%%
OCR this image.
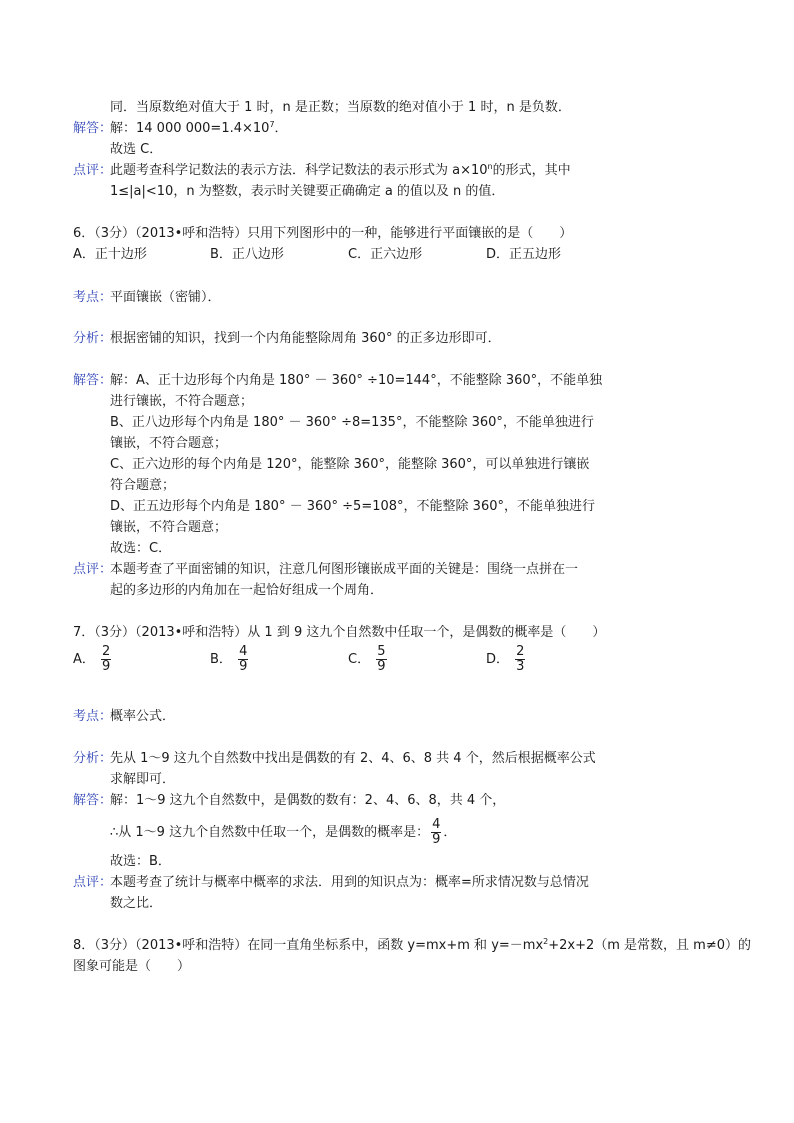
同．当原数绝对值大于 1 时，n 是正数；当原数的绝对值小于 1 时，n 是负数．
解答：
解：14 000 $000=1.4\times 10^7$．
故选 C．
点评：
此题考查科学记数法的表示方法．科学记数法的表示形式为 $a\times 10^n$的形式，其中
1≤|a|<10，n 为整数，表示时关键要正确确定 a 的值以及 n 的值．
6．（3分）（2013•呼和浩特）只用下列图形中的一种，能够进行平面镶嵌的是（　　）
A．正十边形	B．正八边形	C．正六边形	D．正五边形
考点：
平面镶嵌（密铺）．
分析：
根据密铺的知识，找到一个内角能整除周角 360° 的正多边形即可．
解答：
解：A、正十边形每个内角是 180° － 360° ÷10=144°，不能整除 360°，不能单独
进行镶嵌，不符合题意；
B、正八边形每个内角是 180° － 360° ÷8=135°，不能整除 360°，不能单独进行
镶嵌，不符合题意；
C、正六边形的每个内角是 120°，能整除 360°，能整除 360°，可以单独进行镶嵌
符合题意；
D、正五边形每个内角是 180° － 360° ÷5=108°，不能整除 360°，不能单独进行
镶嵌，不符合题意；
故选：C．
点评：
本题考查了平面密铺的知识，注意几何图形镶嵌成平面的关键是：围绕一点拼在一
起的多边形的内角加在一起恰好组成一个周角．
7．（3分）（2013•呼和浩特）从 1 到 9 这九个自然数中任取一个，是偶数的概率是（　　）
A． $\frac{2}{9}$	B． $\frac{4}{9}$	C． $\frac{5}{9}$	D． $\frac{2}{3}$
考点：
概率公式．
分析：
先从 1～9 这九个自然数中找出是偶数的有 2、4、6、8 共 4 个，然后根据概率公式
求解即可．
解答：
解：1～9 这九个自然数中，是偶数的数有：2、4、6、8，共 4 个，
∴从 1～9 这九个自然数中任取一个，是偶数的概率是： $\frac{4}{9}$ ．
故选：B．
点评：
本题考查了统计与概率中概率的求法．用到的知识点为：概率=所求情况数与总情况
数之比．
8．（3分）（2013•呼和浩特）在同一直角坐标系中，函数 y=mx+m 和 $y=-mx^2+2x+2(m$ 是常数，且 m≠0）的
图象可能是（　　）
%%
%%
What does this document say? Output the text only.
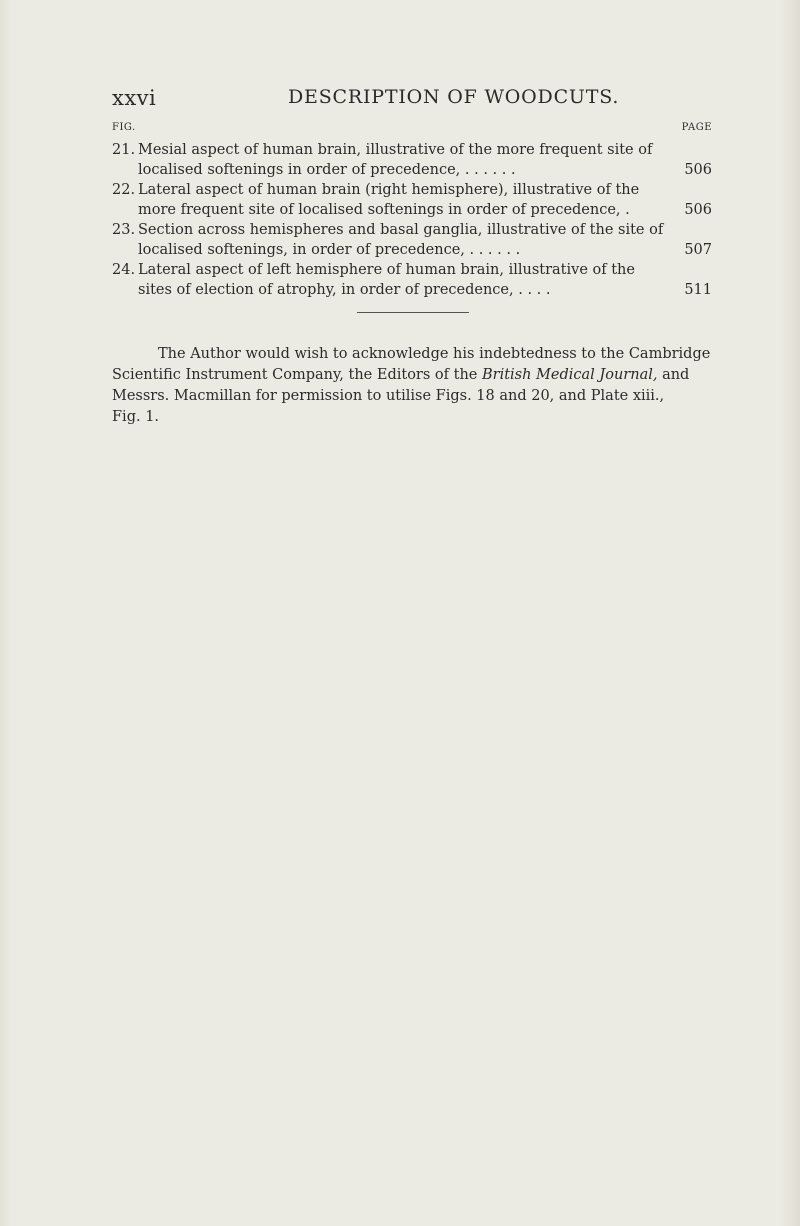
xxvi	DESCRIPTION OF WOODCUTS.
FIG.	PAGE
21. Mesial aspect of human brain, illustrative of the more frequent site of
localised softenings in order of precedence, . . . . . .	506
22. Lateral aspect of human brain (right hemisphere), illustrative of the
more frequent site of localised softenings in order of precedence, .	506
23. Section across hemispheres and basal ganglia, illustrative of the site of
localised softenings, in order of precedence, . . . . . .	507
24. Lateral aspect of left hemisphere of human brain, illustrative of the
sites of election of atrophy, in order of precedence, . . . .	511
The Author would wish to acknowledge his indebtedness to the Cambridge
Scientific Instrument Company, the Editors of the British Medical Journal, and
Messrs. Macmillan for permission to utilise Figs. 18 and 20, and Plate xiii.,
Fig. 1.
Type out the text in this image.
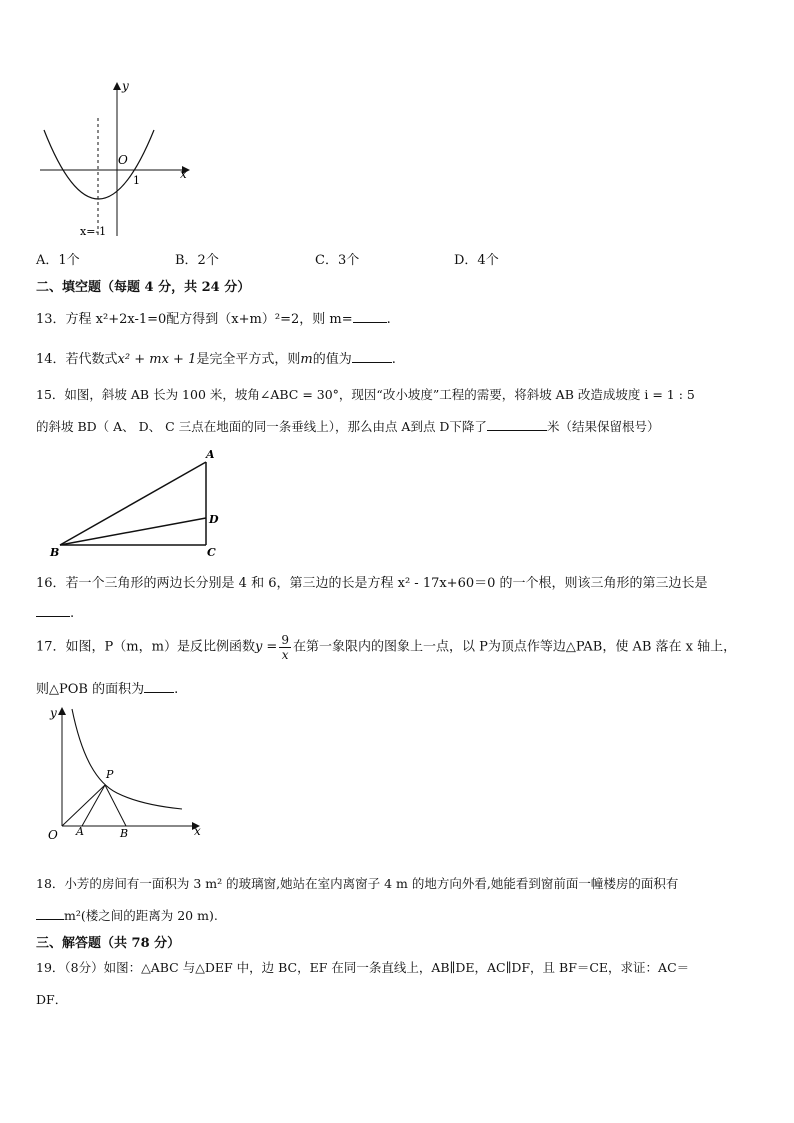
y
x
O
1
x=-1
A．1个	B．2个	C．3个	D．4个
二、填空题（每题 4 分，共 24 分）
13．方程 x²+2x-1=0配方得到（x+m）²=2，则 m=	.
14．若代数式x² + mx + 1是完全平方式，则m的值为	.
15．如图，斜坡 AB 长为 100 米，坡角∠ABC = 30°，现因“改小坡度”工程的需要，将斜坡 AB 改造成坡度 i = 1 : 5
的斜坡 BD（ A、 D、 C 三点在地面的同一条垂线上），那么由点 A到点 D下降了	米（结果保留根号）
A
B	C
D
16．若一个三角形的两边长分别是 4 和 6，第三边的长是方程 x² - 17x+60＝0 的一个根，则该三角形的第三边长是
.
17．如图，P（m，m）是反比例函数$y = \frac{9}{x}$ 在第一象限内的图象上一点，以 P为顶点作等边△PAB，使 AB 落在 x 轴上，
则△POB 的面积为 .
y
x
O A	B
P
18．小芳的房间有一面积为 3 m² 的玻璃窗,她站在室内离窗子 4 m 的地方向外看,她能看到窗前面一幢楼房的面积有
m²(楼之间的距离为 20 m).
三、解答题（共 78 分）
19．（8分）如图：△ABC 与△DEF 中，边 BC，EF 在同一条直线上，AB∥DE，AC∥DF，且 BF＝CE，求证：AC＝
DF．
%%
# Requirements:
Work through the data and report how many of its lines hold the word "frac", giving only the figure.

# Output below:
3